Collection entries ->
════════════════════
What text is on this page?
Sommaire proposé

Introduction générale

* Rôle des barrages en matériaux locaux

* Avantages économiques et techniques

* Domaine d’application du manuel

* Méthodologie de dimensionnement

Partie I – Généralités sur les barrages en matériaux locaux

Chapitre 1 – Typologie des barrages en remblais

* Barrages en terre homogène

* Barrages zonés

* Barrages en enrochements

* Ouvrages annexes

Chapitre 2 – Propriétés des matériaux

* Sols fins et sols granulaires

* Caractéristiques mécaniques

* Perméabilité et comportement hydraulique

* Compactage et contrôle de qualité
════════════════════
Objective -> The entries above must be returned in full, exactly as shown.

Reply to the task ->
What text is on this page?
Sommaire proposé

Introduction générale

* Rôle des barrages en matériaux locaux

* Avantages économiques et techniques

* Domaine d’application du manuel

* Méthodologie de dimensionnement

Partie I – Généralités sur les barrages en matériaux locaux

Chapitre 1 – Typologie des barrages en remblais

* Barrages en terre homogène

* Barrages zonés

* Barrages en enrochements

* Ouvrages annexes

Chapitre 2 – Propriétés des matériaux

* Sols fins et sols granulaires

* Caractéristiques mécaniques

* Perméabilité et comportement hydraulique

* Compactage et contrôle de qualité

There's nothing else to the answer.